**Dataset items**
########

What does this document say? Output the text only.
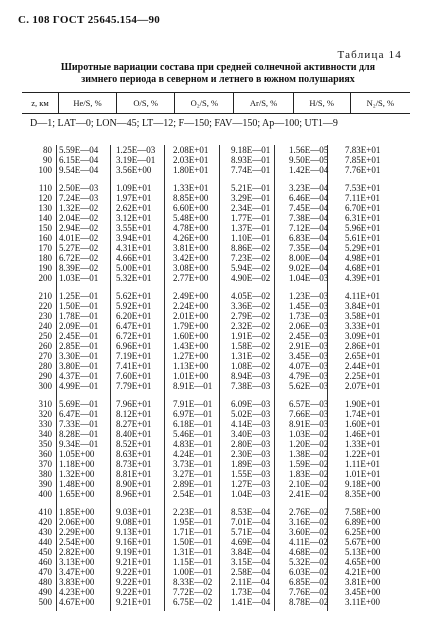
С. 108 ГОСТ 25645.154—90
Таблица 14
Широтные вариации состава при средней солнечной активности для
зимнего периода в северном и летнего в южном полушариях
z, км	He/S, %	O/S, %	O₂/S, %	Ar/S, %	H/S, %	N₂/S, %
D—1; LAT—0; LON—45; LT—12; F—150; FAV—150; Ap—100; UT1—9
80 5.59E—04	1.25E—03	2.08E+01	9.18E—01	1.56E—05	7.83E+01
90 6.15E—04	3.19E—01	2.03E+01	8.93E—01	9.50E—05	7.85E+01
100 9.54E—04	3.56E+00	1.80E+01	7.74E—01	1.42E—04	7.76E+01
110 2.50E—03	1.09E+01	1.33E+01	5.21E—01	3.23E—04	7.53E+01
120 7.24E—03	1.97E+01	8.85E+00	3.29E—01	6.46E—04	7.11E+01
130 1.32E—02	2.62E+01	6.60E+00	2.34E—01	7.45E—04	6.70E+01
140 2.04E—02	3.12E+01	5.48E+00	1.77E—01	7.38E—04	6.31E+01
150 2.94E—02	3.55E+01	4.78E+00	1.37E—01	7.12E—04	5.96E+01
160 4.01E—02	3.94E+01	4.26E+00	1.10E—01	6.83E—04	5.61E+01
170 5.27E—02	4.31E+01	3.81E+00	8.86E—02	7.35E—04	5.29E+01
180 6.72E—02	4.66E+01	3.42E+00	7.23E—02	8.00E—04	4.98E+01
190 8.39E—02	5.00E+01	3.08E+00	5.94E—02	9.02E—04	4.68E+01
200 1.03E—01	5.32E+01	2.77E+00	4.90E—02	1.04E—03	4.39E+01
210 1.25E—01	5.62E+01	2.49E+00	4.05E—02	1.23E—03	4.11E+01
220 1.50E—01	5.92E+01	2.24E+00	3.36E—02	1.45E—03	3.84E+01
230 1.78E—01	6.20E+01	2.01E+00	2.79E—02	1.73E—03	3.58E+01
240 2.09E—01	6.47E+01	1.79E+00	2.32E—02	2.06E—03	3.33E+01
250 2.45E—01	6.72E+01	1.60E+00	1.91E—02	2.45E—03	3.09E+01
260 2.85E—01	6.96E+01	1.43E+00	1.58E—02	2.91E—03	2.86E+01
270 3.30E—01	7.19E+01	1.27E+00	1.31E—02	3.45E—03	2.65E+01
280 3.80E—01	7.41E+01	1.13E+00	1.08E—02	4.07E—03	2.44E+01
290 4.37E—01	7.60E+01	1.01E+00	8.94E—03	4.79E—03	2.25E+01
300 4.99E—01	7.79E+01	8.91E—01	7.38E—03	5.62E—03	2.07E+01
310 5.69E—01	7.96E+01	7.91E—01	6.09E—03	6.57E—03	1.90E+01
320 6.47E—01	8.12E+01	6.97E—01	5.02E—03	7.66E—03	1.74E+01
330 7.33E—01	8.27E+01	6.18E—01	4.14E—03	8.91E—03	1.60E+01
340 8.28E—01	8.40E+01	5.46E—01	3.40E—03	1.03E—02	1.46E+01
350 9.34E—01	8.52E+01	4.83E—01	2.80E—03	1.20E—02	1.33E+01
360 1.05E+00	8.63E+01	4.24E—01	2.30E—03	1.38E—02	1.22E+01
370 1.18E+00	8.73E+01	3.73E—01	1.89E—03	1.59E—02	1.11E+01
380 1.32E+00	8.81E+01	3.27E—01	1.55E—03	1.83E—02	1.01E+01
390 1.48E+00	8.90E+01	2.89E—01	1.27E—03	2.10E—02	9.18E+00
400 1.65E+00	8.96E+01	2.54E—01	1.04E—03	2.41E—02	8.35E+00
410 1.85E+00	9.03E+01	2.23E—01	8.53E—04	2.76E—02	7.58E+00
420 2.06E+00	9.08E+01	1.95E—01	7.01E—04	3.16E—02	6.89E+00
430 2.29E+00	9.13E+01	1.71E—01	5.71E—04	3.60E—02	6.25E+00
440 2.54E+00	9.16E+01	1.50E—01	4.69E—04	4.11E—02	5.67E+00
450 2.82E+00	9.19E+01	1.31E—01	3.84E—04	4.68E—02	5.13E+00
460 3.13E+00	9.21E+01	1.15E—01	3.15E—04	5.32E—02	4.65E+00
470 3.47E+00	9.22E+01	1.00E—01	2.58E—04	6.03E—02	4.21E+00
480 3.83E+00	9.22E+01	8.33E—02	2.11E—04	6.85E—02	3.81E+00
490 4.23E+00	9.22E+01	7.72E—02	1.73E—04	7.76E—02	3.45E+00
500 4.67E+00	9.21E+01	6.75E—02	1.41E—04	8.78E—02	3.11E+00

########

**The exercise**
The records above need to be given again exactly. Omit the pictures.

**Result for this task**
What does this document say? Output the text only.
С. 108 ГОСТ 25645.154—90
Таблица 14
Широтные вариации состава при средней солнечной активности для
зимнего периода в северном и летнего в южном полушариях
z, км	He/S, %	O/S, %	O₂/S, %	Ar/S, %	H/S, %	N₂/S, %
D—1; LAT—0; LON—45; LT—12; F—150; FAV—150; Ap—100; UT1—9
80 5.59E—04	1.25E—03	2.08E+01	9.18E—01	1.56E—05	7.83E+01
90 6.15E—04	3.19E—01	2.03E+01	8.93E—01	9.50E—05	7.85E+01
100 9.54E—04	3.56E+00	1.80E+01	7.74E—01	1.42E—04	7.76E+01
110 2.50E—03	1.09E+01	1.33E+01	5.21E—01	3.23E—04	7.53E+01
120 7.24E—03	1.97E+01	8.85E+00	3.29E—01	6.46E—04	7.11E+01
130 1.32E—02	2.62E+01	6.60E+00	2.34E—01	7.45E—04	6.70E+01
140 2.04E—02	3.12E+01	5.48E+00	1.77E—01	7.38E—04	6.31E+01
150 2.94E—02	3.55E+01	4.78E+00	1.37E—01	7.12E—04	5.96E+01
160 4.01E—02	3.94E+01	4.26E+00	1.10E—01	6.83E—04	5.61E+01
170 5.27E—02	4.31E+01	3.81E+00	8.86E—02	7.35E—04	5.29E+01
180 6.72E—02	4.66E+01	3.42E+00	7.23E—02	8.00E—04	4.98E+01
190 8.39E—02	5.00E+01	3.08E+00	5.94E—02	9.02E—04	4.68E+01
200 1.03E—01	5.32E+01	2.77E+00	4.90E—02	1.04E—03	4.39E+01
210 1.25E—01	5.62E+01	2.49E+00	4.05E—02	1.23E—03	4.11E+01
220 1.50E—01	5.92E+01	2.24E+00	3.36E—02	1.45E—03	3.84E+01
230 1.78E—01	6.20E+01	2.01E+00	2.79E—02	1.73E—03	3.58E+01
240 2.09E—01	6.47E+01	1.79E+00	2.32E—02	2.06E—03	3.33E+01
250 2.45E—01	6.72E+01	1.60E+00	1.91E—02	2.45E—03	3.09E+01
260 2.85E—01	6.96E+01	1.43E+00	1.58E—02	2.91E—03	2.86E+01
270 3.30E—01	7.19E+01	1.27E+00	1.31E—02	3.45E—03	2.65E+01
280 3.80E—01	7.41E+01	1.13E+00	1.08E—02	4.07E—03	2.44E+01
290 4.37E—01	7.60E+01	1.01E+00	8.94E—03	4.79E—03	2.25E+01
300 4.99E—01	7.79E+01	8.91E—01	7.38E—03	5.62E—03	2.07E+01
310 5.69E—01	7.96E+01	7.91E—01	6.09E—03	6.57E—03	1.90E+01
320 6.47E—01	8.12E+01	6.97E—01	5.02E—03	7.66E—03	1.74E+01
330 7.33E—01	8.27E+01	6.18E—01	4.14E—03	8.91E—03	1.60E+01
340 8.28E—01	8.40E+01	5.46E—01	3.40E—03	1.03E—02	1.46E+01
350 9.34E—01	8.52E+01	4.83E—01	2.80E—03	1.20E—02	1.33E+01
360 1.05E+00	8.63E+01	4.24E—01	2.30E—03	1.38E—02	1.22E+01
370 1.18E+00	8.73E+01	3.73E—01	1.89E—03	1.59E—02	1.11E+01
380 1.32E+00	8.81E+01	3.27E—01	1.55E—03	1.83E—02	1.01E+01
390 1.48E+00	8.90E+01	2.89E—01	1.27E—03	2.10E—02	9.18E+00
400 1.65E+00	8.96E+01	2.54E—01	1.04E—03	2.41E—02	8.35E+00
410 1.85E+00	9.03E+01	2.23E—01	8.53E—04	2.76E—02	7.58E+00
420 2.06E+00	9.08E+01	1.95E—01	7.01E—04	3.16E—02	6.89E+00
430 2.29E+00	9.13E+01	1.71E—01	5.71E—04	3.60E—02	6.25E+00
440 2.54E+00	9.16E+01	1.50E—01	4.69E—04	4.11E—02	5.67E+00
450 2.82E+00	9.19E+01	1.31E—01	3.84E—04	4.68E—02	5.13E+00
460 3.13E+00	9.21E+01	1.15E—01	3.15E—04	5.32E—02	4.65E+00
470 3.47E+00	9.22E+01	1.00E—01	2.58E—04	6.03E—02	4.21E+00
480 3.83E+00	9.22E+01	8.33E—02	2.11E—04	6.85E—02	3.81E+00
490 4.23E+00	9.22E+01	7.72E—02	1.73E—04	7.76E—02	3.45E+00
500 4.67E+00	9.21E+01	6.75E—02	1.41E—04	8.78E—02	3.11E+00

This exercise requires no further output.